Records for this exercise –
------------------------------------

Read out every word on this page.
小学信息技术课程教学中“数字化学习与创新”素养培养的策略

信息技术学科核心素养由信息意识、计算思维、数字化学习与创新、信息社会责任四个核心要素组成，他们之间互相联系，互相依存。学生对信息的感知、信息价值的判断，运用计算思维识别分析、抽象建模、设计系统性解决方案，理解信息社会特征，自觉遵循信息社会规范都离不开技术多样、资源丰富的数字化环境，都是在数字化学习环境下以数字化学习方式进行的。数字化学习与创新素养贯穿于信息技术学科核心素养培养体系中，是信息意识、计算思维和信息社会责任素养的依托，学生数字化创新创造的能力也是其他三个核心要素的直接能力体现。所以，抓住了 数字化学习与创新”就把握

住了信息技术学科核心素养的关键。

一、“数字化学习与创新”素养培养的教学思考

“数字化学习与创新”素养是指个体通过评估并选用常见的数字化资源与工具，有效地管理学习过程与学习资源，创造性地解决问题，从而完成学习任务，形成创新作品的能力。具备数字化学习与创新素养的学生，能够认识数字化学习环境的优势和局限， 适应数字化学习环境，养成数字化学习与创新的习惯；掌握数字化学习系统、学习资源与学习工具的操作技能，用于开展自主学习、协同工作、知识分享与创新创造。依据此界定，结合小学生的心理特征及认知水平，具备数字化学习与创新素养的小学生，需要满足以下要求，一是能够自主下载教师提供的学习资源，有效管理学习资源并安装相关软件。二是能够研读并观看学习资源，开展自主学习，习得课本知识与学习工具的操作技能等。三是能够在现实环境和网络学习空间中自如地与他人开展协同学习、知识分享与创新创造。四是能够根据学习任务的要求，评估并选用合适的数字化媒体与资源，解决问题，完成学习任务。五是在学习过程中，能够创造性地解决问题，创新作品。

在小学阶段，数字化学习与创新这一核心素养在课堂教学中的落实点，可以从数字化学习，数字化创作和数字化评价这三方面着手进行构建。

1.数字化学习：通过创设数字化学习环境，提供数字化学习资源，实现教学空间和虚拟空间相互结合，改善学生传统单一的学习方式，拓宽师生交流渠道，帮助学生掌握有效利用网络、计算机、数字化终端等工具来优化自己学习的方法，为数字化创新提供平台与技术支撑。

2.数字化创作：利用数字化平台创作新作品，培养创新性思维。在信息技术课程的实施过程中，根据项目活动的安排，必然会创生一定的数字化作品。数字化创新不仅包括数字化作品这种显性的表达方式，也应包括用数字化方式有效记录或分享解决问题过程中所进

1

------------------------------------

Problem to solve – Copy out all of the lines above exactly.

Response to the exercise –
Read out every word on this page.
小学信息技术课程教学中“数字化学习与创新”素养培养的策略

信息技术学科核心素养由信息意识、计算思维、数字化学习与创新、信息社会责任四个核心要素组成，他们之间互相联系，互相依存。学生对信息的感知、信息价值的判断，运用计算思维识别分析、抽象建模、设计系统性解决方案，理解信息社会特征，自觉遵循信息社会规范都离不开技术多样、资源丰富的数字化环境，都是在数字化学习环境下以数字化学习方式进行的。数字化学习与创新素养贯穿于信息技术学科核心素养培养体系中，是信息意识、计算思维和信息社会责任素养的依托，学生数字化创新创造的能力也是其他三个核心要素的直接能力体现。所以，抓住了 数字化学习与创新”就把握

住了信息技术学科核心素养的关键。

一、“数字化学习与创新”素养培养的教学思考

“数字化学习与创新”素养是指个体通过评估并选用常见的数字化资源与工具，有效地管理学习过程与学习资源，创造性地解决问题，从而完成学习任务，形成创新作品的能力。具备数字化学习与创新素养的学生，能够认识数字化学习环境的优势和局限， 适应数字化学习环境，养成数字化学习与创新的习惯；掌握数字化学习系统、学习资源与学习工具的操作技能，用于开展自主学习、协同工作、知识分享与创新创造。依据此界定，结合小学生的心理特征及认知水平，具备数字化学习与创新素养的小学生，需要满足以下要求，一是能够自主下载教师提供的学习资源，有效管理学习资源并安装相关软件。二是能够研读并观看学习资源，开展自主学习，习得课本知识与学习工具的操作技能等。三是能够在现实环境和网络学习空间中自如地与他人开展协同学习、知识分享与创新创造。四是能够根据学习任务的要求，评估并选用合适的数字化媒体与资源，解决问题，完成学习任务。五是在学习过程中，能够创造性地解决问题，创新作品。

在小学阶段，数字化学习与创新这一核心素养在课堂教学中的落实点，可以从数字化学习，数字化创作和数字化评价这三方面着手进行构建。

1.数字化学习：通过创设数字化学习环境，提供数字化学习资源，实现教学空间和虚拟空间相互结合，改善学生传统单一的学习方式，拓宽师生交流渠道，帮助学生掌握有效利用网络、计算机、数字化终端等工具来优化自己学习的方法，为数字化创新提供平台与技术支撑。

2.数字化创作：利用数字化平台创作新作品，培养创新性思维。在信息技术课程的实施过程中，根据项目活动的安排，必然会创生一定的数字化作品。数字化创新不仅包括数字化作品这种显性的表达方式，也应包括用数字化方式有效记录或分享解决问题过程中所进

1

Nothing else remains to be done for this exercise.